* _WORK TO DO_
Copy every record exactly, and keep the pictures out.

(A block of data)
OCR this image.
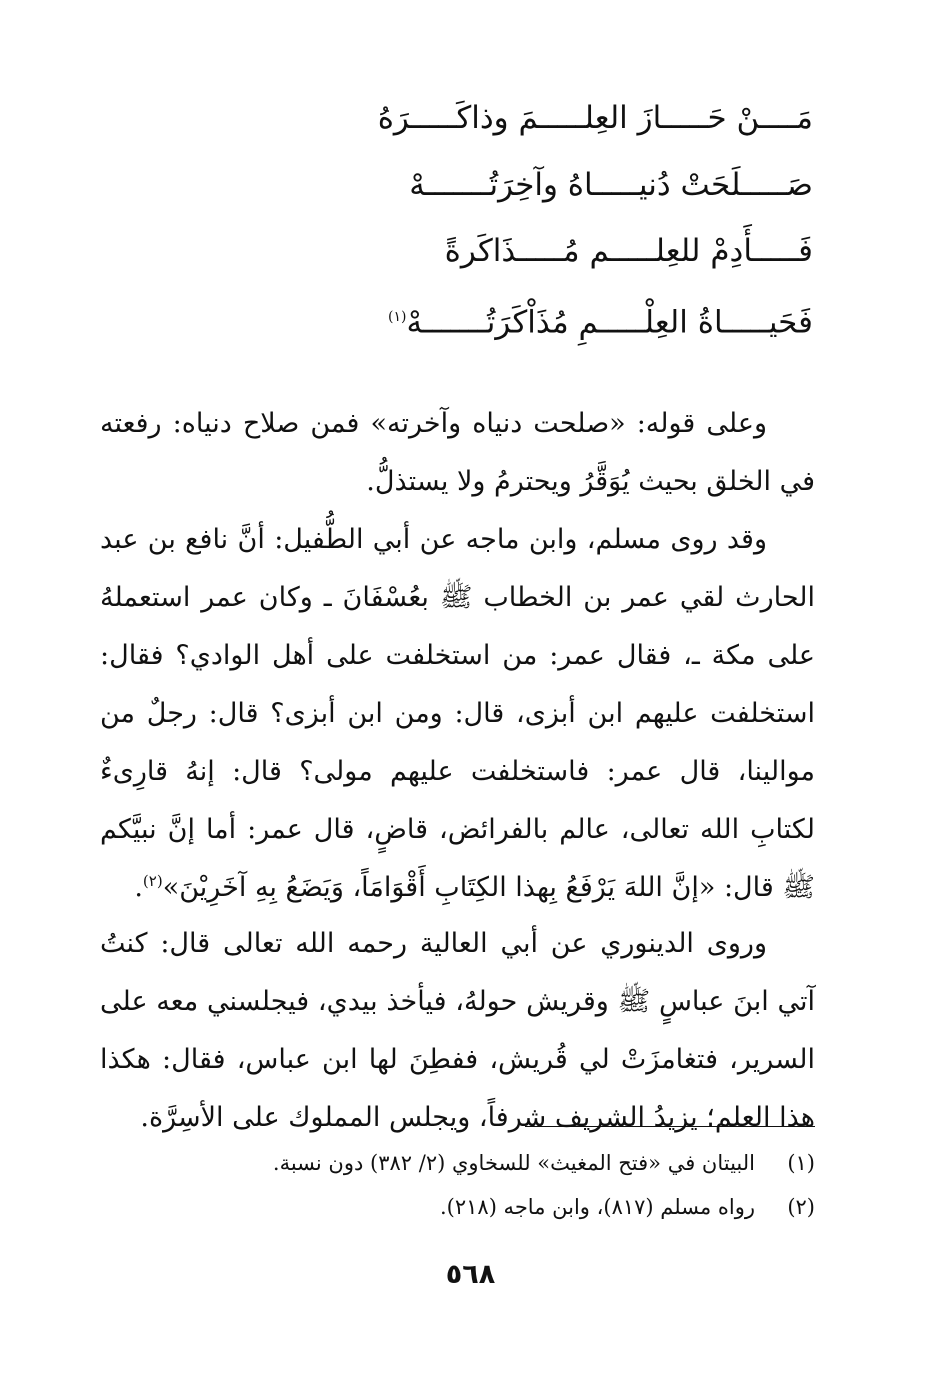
مَــــنْ حَـــــازَ العِلـــــمَ وذاكَـــــرَهُ
صَـــــلَحَتْ دُنيـــــاهُ وآخِرَتُـــــــهْ
فَـــــأَدِمْ للعِلـــــم مُـــــذَاكَرةً
فَحَيـــــاةُ العِلْـــــمِ مُذَاْكَرَتُـــــــهْ$^{(١)}$

وعلى قوله: «صلحت دنياه وآخرته» فمن صلاح دنياه: رفعته في الخلق بحيث يُوَقَّرُ ويحترمُ ولا يستذلُّ.

وقد روى مسلم، وابن ماجه عن أبي الطُّفيل: أنَّ نافع بن عبد الحارث لقي عمر بن الخطاب ﷺ بعُسْفَانَ ـ وكان عمر استعملهُ على مكة ـ، فقال عمر: من استخلفت على أهل الوادي؟ فقال: استخلفت عليهم ابن أبزى، قال: ومن ابن أبزى؟ قال: رجلٌ من موالينا، قال عمر: فاستخلفت عليهم مولى؟ قال: إنهُ قارِىءٌ لكتابِ الله تعالى، عالم بالفرائض، قاضٍ، قال عمر: أما إنَّ نبيَّكم ﷺ قال: «إنَّ اللهَ يَرْفَعُ بِهذا الكِتَابِ أَقْوَامَاً، وَيَضَعُ بِهِ آخَرِيْنَ»$^{(٢)}$.

وروى الدينوري عن أبي العالية رحمه الله تعالى قال: كنتُ آتي ابنَ عباسٍ ﷺ وقريش حولهُ، فيأخذ بيدي، فيجلسني معه على السرير، فتغامزَتْ لي قُريش، ففطِنَ لها ابن عباس، فقال: هكذا هذا العلم؛ يزيدُ الشريف شرفاً، ويجلس المملوك على الأسِرَّة.

(١)
البيتان في «فتح المغيث» للسخاوي (٢/ ٣٨٢) دون نسبة.
(٢)
رواه مسلم (٨١٧)، وابن ماجه (٢١٨).
٥٦٨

* _RESULT FOR THIS EXERCISE_
OCR this image.
مَــــنْ حَـــــازَ العِلـــــمَ وذاكَـــــرَهُ
صَـــــلَحَتْ دُنيـــــاهُ وآخِرَتُـــــــهْ
فَـــــأَدِمْ للعِلـــــم مُـــــذَاكَرةً
فَحَيـــــاةُ العِلْـــــمِ مُذَاْكَرَتُـــــــهْ$^{(١)}$

وعلى قوله: «صلحت دنياه وآخرته» فمن صلاح دنياه: رفعته في الخلق بحيث يُوَقَّرُ ويحترمُ ولا يستذلُّ.

وقد روى مسلم، وابن ماجه عن أبي الطُّفيل: أنَّ نافع بن عبد الحارث لقي عمر بن الخطاب ﷺ بعُسْفَانَ ـ وكان عمر استعملهُ على مكة ـ، فقال عمر: من استخلفت على أهل الوادي؟ فقال: استخلفت عليهم ابن أبزى، قال: ومن ابن أبزى؟ قال: رجلٌ من موالينا، قال عمر: فاستخلفت عليهم مولى؟ قال: إنهُ قارِىءٌ لكتابِ الله تعالى، عالم بالفرائض، قاضٍ، قال عمر: أما إنَّ نبيَّكم ﷺ قال: «إنَّ اللهَ يَرْفَعُ بِهذا الكِتَابِ أَقْوَامَاً، وَيَضَعُ بِهِ آخَرِيْنَ»$^{(٢)}$.

وروى الدينوري عن أبي العالية رحمه الله تعالى قال: كنتُ آتي ابنَ عباسٍ ﷺ وقريش حولهُ، فيأخذ بيدي، فيجلسني معه على السرير، فتغامزَتْ لي قُريش، ففطِنَ لها ابن عباس، فقال: هكذا هذا العلم؛ يزيدُ الشريف شرفاً، ويجلس المملوك على الأسِرَّة.

(١)
البيتان في «فتح المغيث» للسخاوي (٢/ ٣٨٢) دون نسبة.
(٢)
رواه مسلم (٨١٧)، وابن ماجه (٢١٨).
٥٦٨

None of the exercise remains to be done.